#### [Your goal]
Output the lines below exactly, everything from the line containing "bar-online-news-blogs (197, 99, 348, 132)" down to the line containing "value-label-magazines-print-online: 4 (217, 394, 225, 410)", with both of those lines included.

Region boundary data
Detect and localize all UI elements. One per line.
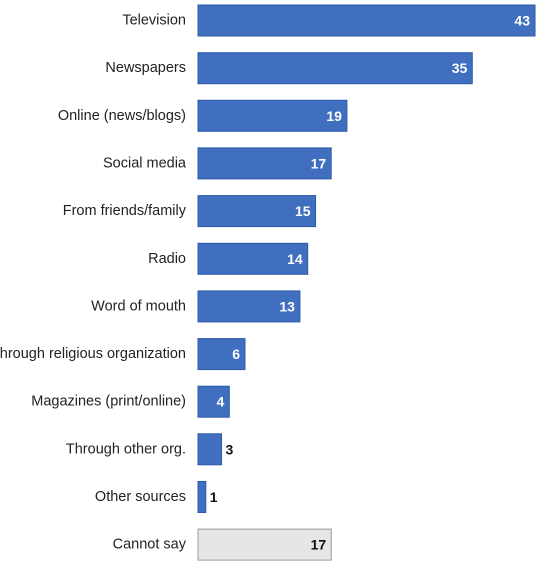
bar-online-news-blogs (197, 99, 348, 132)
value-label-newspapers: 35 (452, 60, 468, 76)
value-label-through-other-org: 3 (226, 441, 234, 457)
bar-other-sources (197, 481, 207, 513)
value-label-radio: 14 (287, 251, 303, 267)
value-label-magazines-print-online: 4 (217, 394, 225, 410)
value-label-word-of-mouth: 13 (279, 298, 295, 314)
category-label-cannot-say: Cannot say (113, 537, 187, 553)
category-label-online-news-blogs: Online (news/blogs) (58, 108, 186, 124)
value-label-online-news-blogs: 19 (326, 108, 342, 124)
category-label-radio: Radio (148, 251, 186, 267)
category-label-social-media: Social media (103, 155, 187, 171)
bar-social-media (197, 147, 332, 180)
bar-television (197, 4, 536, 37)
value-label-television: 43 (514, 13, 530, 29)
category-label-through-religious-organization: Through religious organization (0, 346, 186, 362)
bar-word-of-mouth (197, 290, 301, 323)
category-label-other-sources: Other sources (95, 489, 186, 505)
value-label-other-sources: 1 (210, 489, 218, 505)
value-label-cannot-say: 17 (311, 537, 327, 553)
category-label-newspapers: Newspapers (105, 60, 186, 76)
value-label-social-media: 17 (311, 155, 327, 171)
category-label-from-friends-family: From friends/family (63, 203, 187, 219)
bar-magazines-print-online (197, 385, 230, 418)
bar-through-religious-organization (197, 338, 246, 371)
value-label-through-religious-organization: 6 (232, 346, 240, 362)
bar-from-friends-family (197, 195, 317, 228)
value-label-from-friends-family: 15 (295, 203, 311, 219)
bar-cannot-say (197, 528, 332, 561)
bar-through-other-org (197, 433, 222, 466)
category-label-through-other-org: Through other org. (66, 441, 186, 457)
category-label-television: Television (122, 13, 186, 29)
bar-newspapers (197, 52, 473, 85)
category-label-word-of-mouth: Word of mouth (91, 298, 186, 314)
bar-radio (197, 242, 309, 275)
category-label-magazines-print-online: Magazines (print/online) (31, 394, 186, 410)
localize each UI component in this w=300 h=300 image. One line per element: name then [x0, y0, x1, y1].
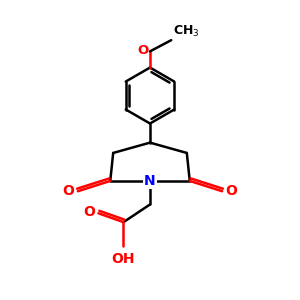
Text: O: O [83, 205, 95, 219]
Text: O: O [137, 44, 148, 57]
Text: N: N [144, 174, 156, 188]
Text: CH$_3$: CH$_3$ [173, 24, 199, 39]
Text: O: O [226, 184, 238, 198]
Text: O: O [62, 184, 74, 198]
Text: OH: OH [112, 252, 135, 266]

--

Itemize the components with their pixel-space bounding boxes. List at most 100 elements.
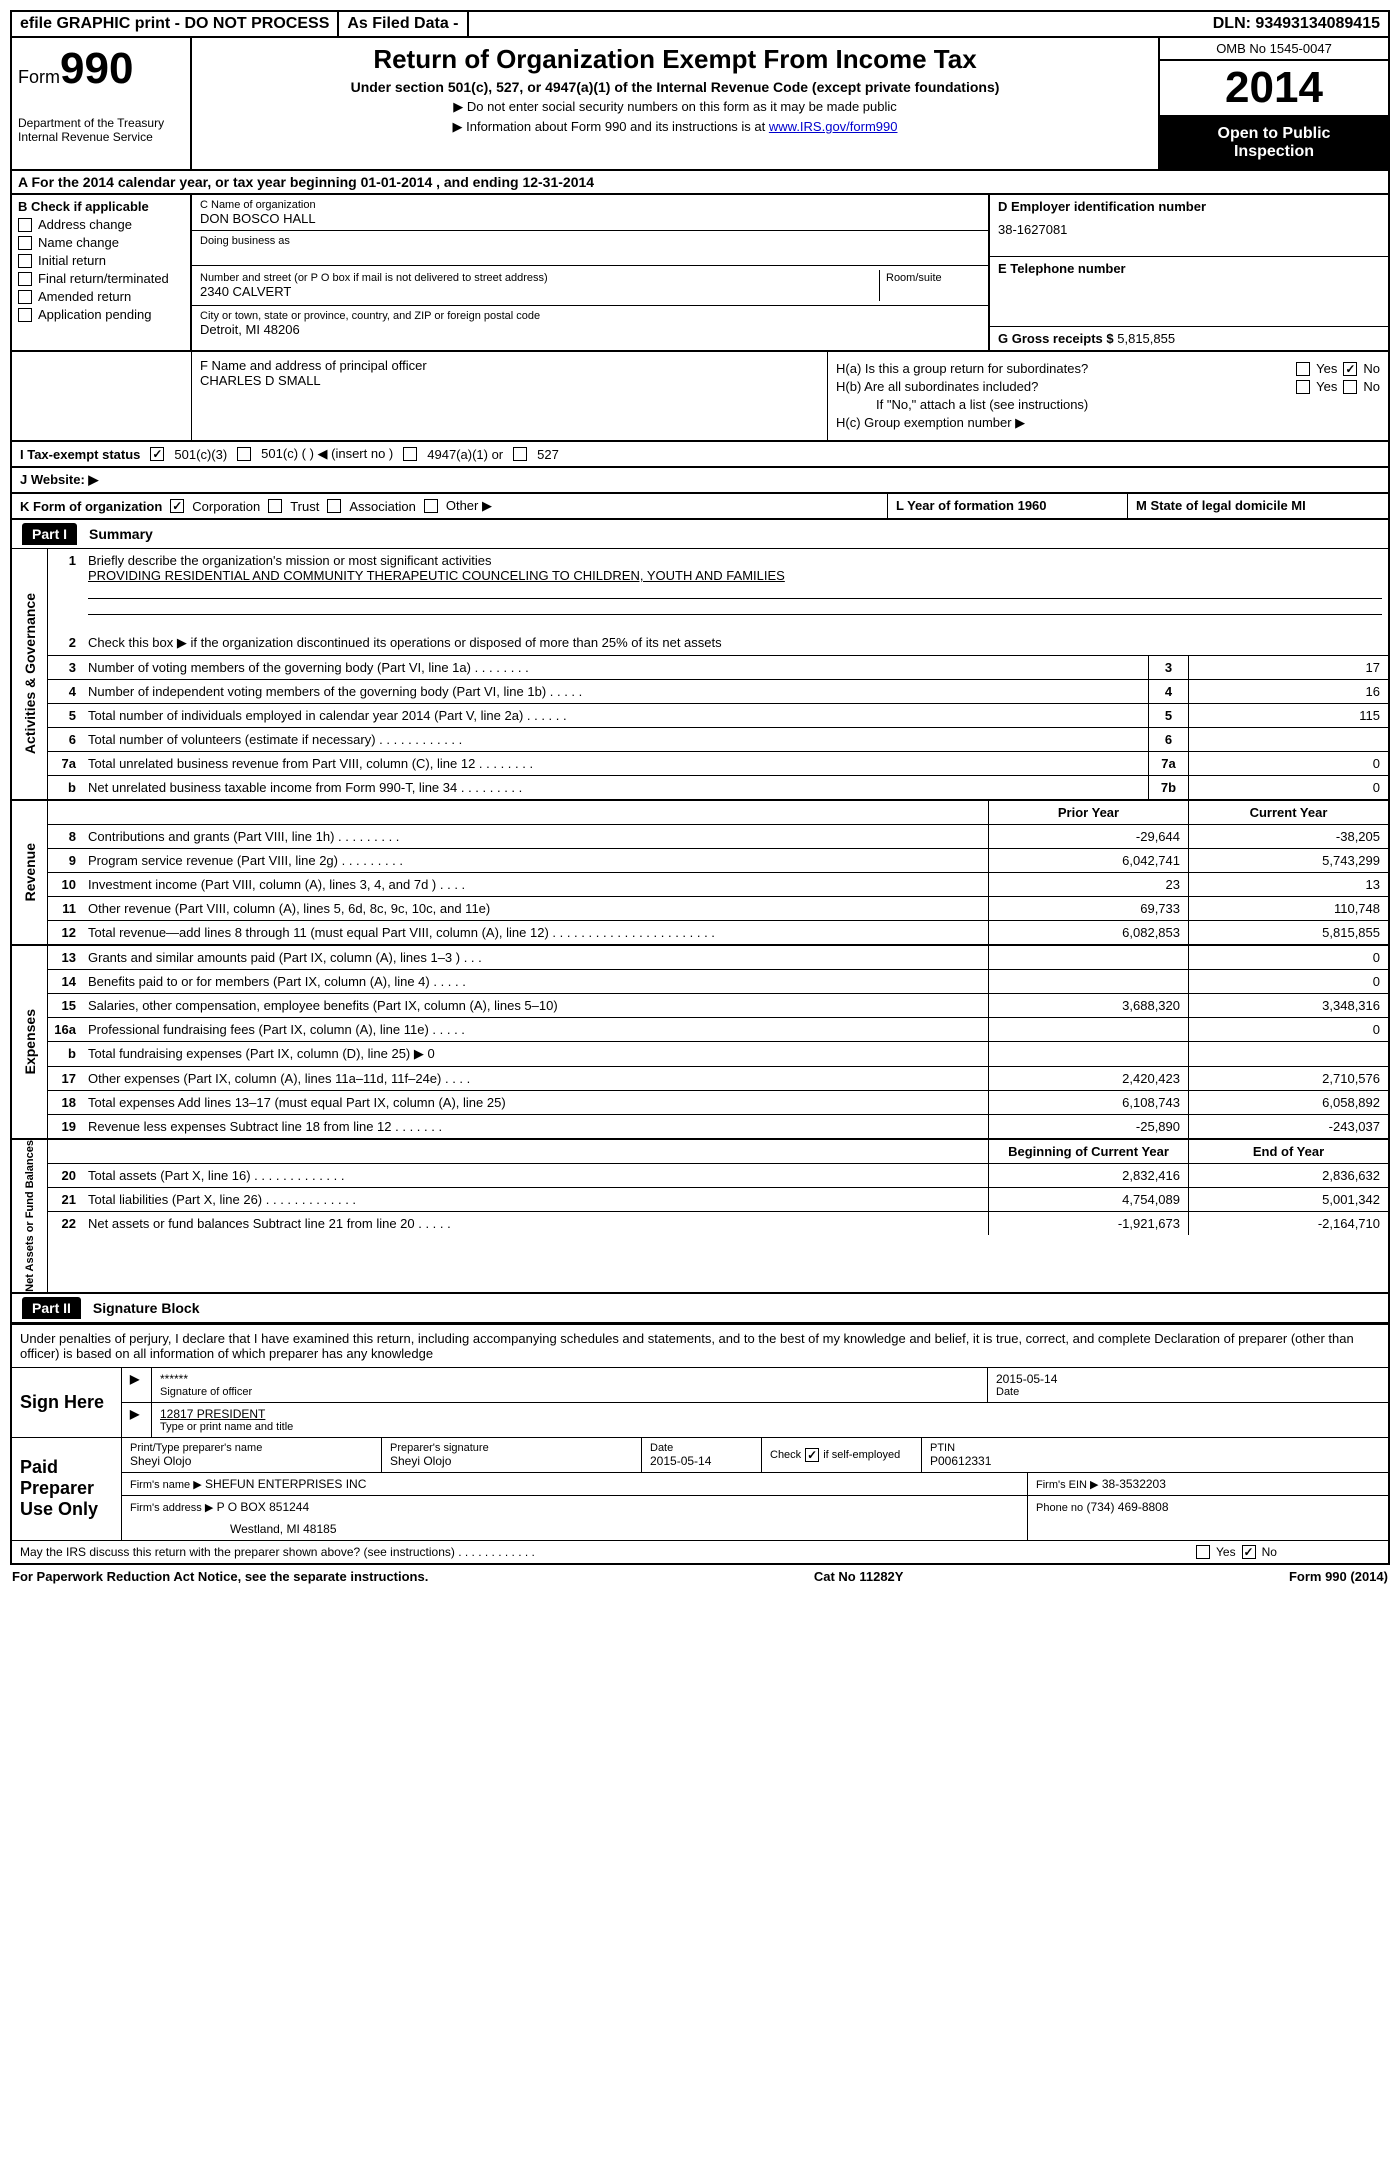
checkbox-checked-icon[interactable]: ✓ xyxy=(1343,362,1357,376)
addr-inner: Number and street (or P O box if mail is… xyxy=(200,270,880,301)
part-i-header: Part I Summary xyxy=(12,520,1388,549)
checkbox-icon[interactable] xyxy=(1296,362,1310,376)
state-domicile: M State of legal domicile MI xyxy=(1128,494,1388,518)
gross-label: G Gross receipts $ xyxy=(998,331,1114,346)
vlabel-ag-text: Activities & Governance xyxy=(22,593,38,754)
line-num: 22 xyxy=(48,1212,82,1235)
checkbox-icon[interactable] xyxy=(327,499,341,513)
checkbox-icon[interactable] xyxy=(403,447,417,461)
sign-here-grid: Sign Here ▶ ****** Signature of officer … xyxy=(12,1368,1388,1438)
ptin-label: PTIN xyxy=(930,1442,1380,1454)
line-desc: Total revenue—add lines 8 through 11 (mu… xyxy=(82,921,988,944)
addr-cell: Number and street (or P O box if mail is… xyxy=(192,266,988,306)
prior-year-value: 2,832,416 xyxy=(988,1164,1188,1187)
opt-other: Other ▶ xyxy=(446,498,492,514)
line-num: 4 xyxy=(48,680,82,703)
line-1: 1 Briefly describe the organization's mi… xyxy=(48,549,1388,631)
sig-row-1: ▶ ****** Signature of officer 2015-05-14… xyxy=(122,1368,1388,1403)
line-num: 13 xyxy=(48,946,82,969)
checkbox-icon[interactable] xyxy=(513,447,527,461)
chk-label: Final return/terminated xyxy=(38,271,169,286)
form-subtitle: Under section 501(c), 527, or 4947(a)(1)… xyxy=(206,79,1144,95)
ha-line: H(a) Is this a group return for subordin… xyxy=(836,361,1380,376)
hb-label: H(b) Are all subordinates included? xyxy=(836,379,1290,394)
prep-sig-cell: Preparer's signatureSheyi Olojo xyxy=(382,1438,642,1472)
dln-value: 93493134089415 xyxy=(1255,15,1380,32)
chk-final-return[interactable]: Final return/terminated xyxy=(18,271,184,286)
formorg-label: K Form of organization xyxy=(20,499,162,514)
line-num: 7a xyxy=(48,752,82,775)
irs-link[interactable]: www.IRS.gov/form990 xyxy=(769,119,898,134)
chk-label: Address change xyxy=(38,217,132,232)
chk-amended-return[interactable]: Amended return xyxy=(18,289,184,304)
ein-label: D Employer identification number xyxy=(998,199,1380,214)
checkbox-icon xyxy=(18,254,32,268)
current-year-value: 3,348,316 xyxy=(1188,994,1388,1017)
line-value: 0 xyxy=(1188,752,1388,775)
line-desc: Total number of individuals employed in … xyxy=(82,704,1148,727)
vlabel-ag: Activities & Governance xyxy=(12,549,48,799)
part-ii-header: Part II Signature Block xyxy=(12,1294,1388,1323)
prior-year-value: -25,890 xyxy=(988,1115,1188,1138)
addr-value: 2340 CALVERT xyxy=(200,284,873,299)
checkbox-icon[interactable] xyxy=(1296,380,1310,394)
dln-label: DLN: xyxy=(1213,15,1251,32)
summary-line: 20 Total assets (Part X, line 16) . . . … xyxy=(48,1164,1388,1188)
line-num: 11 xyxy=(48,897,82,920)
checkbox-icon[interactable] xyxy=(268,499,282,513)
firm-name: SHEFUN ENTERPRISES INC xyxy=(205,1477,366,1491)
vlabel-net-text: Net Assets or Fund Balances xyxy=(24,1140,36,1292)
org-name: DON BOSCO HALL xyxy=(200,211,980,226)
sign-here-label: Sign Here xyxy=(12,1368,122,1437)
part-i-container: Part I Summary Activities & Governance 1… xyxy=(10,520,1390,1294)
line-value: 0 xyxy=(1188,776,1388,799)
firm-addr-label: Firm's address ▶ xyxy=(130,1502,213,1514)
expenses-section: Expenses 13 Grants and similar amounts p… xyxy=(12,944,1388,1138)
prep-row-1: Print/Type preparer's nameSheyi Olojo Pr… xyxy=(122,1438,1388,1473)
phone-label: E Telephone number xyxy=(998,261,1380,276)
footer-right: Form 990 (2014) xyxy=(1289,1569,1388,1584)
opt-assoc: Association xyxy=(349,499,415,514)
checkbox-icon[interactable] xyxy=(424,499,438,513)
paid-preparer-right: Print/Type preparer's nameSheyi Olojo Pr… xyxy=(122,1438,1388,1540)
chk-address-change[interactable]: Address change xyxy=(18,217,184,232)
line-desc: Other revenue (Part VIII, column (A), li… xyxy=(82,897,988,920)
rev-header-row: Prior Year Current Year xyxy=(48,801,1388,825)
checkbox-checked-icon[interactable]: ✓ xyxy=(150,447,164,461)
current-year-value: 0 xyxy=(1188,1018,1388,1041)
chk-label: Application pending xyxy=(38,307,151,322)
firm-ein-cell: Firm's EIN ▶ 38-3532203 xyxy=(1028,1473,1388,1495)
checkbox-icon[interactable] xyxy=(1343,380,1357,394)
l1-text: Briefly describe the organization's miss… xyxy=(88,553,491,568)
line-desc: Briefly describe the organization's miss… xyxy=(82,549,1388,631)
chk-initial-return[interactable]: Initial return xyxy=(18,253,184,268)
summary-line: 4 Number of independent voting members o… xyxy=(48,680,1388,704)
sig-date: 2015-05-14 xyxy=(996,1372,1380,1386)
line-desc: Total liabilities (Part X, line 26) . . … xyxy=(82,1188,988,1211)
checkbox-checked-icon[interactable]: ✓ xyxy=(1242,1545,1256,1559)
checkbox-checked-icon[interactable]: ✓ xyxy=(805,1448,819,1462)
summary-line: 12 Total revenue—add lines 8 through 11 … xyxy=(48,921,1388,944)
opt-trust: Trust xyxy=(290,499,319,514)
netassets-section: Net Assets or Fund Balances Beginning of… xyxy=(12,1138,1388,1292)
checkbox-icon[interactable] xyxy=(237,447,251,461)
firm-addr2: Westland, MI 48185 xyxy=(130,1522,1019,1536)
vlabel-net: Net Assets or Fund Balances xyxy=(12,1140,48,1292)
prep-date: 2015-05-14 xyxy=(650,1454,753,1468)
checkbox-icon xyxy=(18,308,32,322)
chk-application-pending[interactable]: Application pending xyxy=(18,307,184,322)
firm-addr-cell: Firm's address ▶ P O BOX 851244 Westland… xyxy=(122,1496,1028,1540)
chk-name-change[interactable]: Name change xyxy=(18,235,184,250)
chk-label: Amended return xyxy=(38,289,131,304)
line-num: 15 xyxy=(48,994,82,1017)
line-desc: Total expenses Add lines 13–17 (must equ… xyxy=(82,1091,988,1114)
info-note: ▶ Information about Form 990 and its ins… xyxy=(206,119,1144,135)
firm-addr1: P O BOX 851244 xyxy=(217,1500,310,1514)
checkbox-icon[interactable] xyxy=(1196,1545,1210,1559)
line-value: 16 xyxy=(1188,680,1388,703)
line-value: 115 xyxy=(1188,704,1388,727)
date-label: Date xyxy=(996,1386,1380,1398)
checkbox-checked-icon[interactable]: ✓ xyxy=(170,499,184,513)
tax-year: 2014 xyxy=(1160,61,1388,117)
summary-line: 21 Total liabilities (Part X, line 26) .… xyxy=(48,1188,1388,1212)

#### [Answer for this exercise]
bar-online-news-blogs (197, 99, 348, 132)
value-label-newspapers: 35 (452, 60, 468, 76)
value-label-through-other-org: 3 (226, 441, 234, 457)
bar-other-sources (197, 481, 207, 513)
value-label-radio: 14 (287, 251, 303, 267)
value-label-magazines-print-online: 4 (217, 394, 225, 410)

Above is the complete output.